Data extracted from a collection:
===

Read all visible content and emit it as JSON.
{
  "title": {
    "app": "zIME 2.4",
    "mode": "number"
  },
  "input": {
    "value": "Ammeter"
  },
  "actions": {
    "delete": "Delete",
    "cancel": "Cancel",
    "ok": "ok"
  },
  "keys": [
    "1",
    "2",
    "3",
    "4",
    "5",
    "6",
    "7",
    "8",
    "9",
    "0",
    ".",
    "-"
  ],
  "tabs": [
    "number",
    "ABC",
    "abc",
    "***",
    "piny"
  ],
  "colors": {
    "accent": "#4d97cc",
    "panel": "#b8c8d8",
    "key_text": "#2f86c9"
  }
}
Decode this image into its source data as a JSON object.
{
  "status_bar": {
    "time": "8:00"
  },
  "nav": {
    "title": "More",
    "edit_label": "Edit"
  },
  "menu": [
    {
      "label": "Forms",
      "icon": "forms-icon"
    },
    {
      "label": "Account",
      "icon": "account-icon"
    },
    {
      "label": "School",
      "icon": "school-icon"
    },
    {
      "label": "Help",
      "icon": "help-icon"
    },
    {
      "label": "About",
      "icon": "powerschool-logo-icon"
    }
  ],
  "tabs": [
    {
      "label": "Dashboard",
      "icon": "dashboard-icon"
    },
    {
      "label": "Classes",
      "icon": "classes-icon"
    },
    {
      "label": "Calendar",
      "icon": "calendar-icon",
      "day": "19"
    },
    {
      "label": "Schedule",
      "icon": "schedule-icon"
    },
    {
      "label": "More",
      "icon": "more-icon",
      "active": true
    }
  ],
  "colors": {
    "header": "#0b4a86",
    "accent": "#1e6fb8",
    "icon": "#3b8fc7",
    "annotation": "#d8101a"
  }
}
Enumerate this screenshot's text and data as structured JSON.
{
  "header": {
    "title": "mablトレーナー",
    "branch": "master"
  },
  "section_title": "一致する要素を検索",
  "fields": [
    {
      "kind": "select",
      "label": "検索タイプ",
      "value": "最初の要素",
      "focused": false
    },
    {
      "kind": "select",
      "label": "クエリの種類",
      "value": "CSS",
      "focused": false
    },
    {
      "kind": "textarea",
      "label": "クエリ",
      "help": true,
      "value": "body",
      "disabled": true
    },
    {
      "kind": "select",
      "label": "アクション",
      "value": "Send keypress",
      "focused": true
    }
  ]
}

===

*AIM*
From the records above, extract every line exactly as it stands.

*RESULT OF THIS TASK*
Read all visible content and emit it as JSON.
{
  "title": {
    "app": "zIME 2.4",
    "mode": "number"
  },
  "input": {
    "value": "Ammeter"
  },
  "actions": {
    "delete": "Delete",
    "cancel": "Cancel",
    "ok": "ok"
  },
  "keys": [
    "1",
    "2",
    "3",
    "4",
    "5",
    "6",
    "7",
    "8",
    "9",
    "0",
    ".",
    "-"
  ],
  "tabs": [
    "number",
    "ABC",
    "abc",
    "***",
    "piny"
  ],
  "colors": {
    "accent": "#4d97cc",
    "panel": "#b8c8d8",
    "key_text": "#2f86c9"
  }
}
Decode this image into its source data as a JSON object.
{
  "status_bar": {
    "time": "8:00"
  },
  "nav": {
    "title": "More",
    "edit_label": "Edit"
  },
  "menu": [
    {
      "label": "Forms",
      "icon": "forms-icon"
    },
    {
      "label": "Account",
      "icon": "account-icon"
    },
    {
      "label": "School",
      "icon": "school-icon"
    },
    {
      "label": "Help",
      "icon": "help-icon"
    },
    {
      "label": "About",
      "icon": "powerschool-logo-icon"
    }
  ],
  "tabs": [
    {
      "label": "Dashboard",
      "icon": "dashboard-icon"
    },
    {
      "label": "Classes",
      "icon": "classes-icon"
    },
    {
      "label": "Calendar",
      "icon": "calendar-icon",
      "day": "19"
    },
    {
      "label": "Schedule",
      "icon": "schedule-icon"
    },
    {
      "label": "More",
      "icon": "more-icon",
      "active": true
    }
  ],
  "colors": {
    "header": "#0b4a86",
    "accent": "#1e6fb8",
    "icon": "#3b8fc7",
    "annotation": "#d8101a"
  }
}
Enumerate this screenshot's text and data as structured JSON.
{
  "header": {
    "title": "mablトレーナー",
    "branch": "master"
  },
  "section_title": "一致する要素を検索",
  "fields": [
    {
      "kind": "select",
      "label": "検索タイプ",
      "value": "最初の要素",
      "focused": false
    },
    {
      "kind": "select",
      "label": "クエリの種類",
      "value": "CSS",
      "focused": false
    },
    {
      "kind": "textarea",
      "label": "クエリ",
      "help": true,
      "value": "body",
      "disabled": true
    },
    {
      "kind": "select",
      "label": "アクション",
      "value": "Send keypress",
      "focused": true
    }
  ]
}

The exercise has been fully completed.